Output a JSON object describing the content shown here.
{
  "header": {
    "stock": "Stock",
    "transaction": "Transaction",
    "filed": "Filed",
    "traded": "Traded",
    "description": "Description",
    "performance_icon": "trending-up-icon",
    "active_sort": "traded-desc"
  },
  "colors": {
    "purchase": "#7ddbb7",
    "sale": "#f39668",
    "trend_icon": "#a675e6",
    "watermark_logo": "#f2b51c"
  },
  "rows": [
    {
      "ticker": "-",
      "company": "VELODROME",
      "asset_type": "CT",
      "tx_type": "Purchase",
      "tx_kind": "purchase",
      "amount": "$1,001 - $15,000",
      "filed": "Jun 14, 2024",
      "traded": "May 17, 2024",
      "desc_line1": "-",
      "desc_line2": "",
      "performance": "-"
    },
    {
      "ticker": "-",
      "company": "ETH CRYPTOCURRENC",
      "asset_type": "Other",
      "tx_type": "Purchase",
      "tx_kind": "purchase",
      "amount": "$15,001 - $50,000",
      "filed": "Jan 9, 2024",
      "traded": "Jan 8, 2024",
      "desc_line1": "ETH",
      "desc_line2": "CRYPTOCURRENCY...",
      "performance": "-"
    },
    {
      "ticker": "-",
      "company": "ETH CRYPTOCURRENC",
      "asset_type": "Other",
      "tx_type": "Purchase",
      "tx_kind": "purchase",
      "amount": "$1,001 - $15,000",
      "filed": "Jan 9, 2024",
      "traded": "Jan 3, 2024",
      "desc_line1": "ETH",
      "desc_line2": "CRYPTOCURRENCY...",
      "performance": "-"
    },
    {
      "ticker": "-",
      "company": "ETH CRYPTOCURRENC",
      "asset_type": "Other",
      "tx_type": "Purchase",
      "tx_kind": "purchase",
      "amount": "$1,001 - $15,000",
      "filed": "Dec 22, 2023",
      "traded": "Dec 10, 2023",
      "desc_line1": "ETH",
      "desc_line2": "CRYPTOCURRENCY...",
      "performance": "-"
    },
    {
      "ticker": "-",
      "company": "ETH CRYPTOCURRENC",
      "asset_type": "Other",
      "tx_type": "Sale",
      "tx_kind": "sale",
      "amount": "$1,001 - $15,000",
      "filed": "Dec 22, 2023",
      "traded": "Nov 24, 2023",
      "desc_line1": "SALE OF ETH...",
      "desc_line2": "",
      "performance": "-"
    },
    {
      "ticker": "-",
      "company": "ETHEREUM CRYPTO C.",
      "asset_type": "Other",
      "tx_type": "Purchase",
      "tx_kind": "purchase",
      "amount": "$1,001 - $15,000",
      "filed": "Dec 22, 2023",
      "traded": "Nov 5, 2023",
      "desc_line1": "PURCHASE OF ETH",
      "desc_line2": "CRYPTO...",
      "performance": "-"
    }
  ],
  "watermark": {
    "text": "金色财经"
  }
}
____________________
_DIRECTIVE:_ Each line of the listing should be echoed back exactly.

_TASK OUTPUT:_
Output a JSON object describing the content shown here.
{
  "header": {
    "stock": "Stock",
    "transaction": "Transaction",
    "filed": "Filed",
    "traded": "Traded",
    "description": "Description",
    "performance_icon": "trending-up-icon",
    "active_sort": "traded-desc"
  },
  "colors": {
    "purchase": "#7ddbb7",
    "sale": "#f39668",
    "trend_icon": "#a675e6",
    "watermark_logo": "#f2b51c"
  },
  "rows": [
    {
      "ticker": "-",
      "company": "VELODROME",
      "asset_type": "CT",
      "tx_type": "Purchase",
      "tx_kind": "purchase",
      "amount": "$1,001 - $15,000",
      "filed": "Jun 14, 2024",
      "traded": "May 17, 2024",
      "desc_line1": "-",
      "desc_line2": "",
      "performance": "-"
    },
    {
      "ticker": "-",
      "company": "ETH CRYPTOCURRENC",
      "asset_type": "Other",
      "tx_type": "Purchase",
      "tx_kind": "purchase",
      "amount": "$15,001 - $50,000",
      "filed": "Jan 9, 2024",
      "traded": "Jan 8, 2024",
      "desc_line1": "ETH",
      "desc_line2": "CRYPTOCURRENCY...",
      "performance": "-"
    },
    {
      "ticker": "-",
      "company": "ETH CRYPTOCURRENC",
      "asset_type": "Other",
      "tx_type": "Purchase",
      "tx_kind": "purchase",
      "amount": "$1,001 - $15,000",
      "filed": "Jan 9, 2024",
      "traded": "Jan 3, 2024",
      "desc_line1": "ETH",
      "desc_line2": "CRYPTOCURRENCY...",
      "performance": "-"
    },
    {
      "ticker": "-",
      "company": "ETH CRYPTOCURRENC",
      "asset_type": "Other",
      "tx_type": "Purchase",
      "tx_kind": "purchase",
      "amount": "$1,001 - $15,000",
      "filed": "Dec 22, 2023",
      "traded": "Dec 10, 2023",
      "desc_line1": "ETH",
      "desc_line2": "CRYPTOCURRENCY...",
      "performance": "-"
    },
    {
      "ticker": "-",
      "company": "ETH CRYPTOCURRENC",
      "asset_type": "Other",
      "tx_type": "Sale",
      "tx_kind": "sale",
      "amount": "$1,001 - $15,000",
      "filed": "Dec 22, 2023",
      "traded": "Nov 24, 2023",
      "desc_line1": "SALE OF ETH...",
      "desc_line2": "",
      "performance": "-"
    },
    {
      "ticker": "-",
      "company": "ETHEREUM CRYPTO C.",
      "asset_type": "Other",
      "tx_type": "Purchase",
      "tx_kind": "purchase",
      "amount": "$1,001 - $15,000",
      "filed": "Dec 22, 2023",
      "traded": "Nov 5, 2023",
      "desc_line1": "PURCHASE OF ETH",
      "desc_line2": "CRYPTO...",
      "performance": "-"
    }
  ],
  "watermark": {
    "text": "金色财经"
  }
}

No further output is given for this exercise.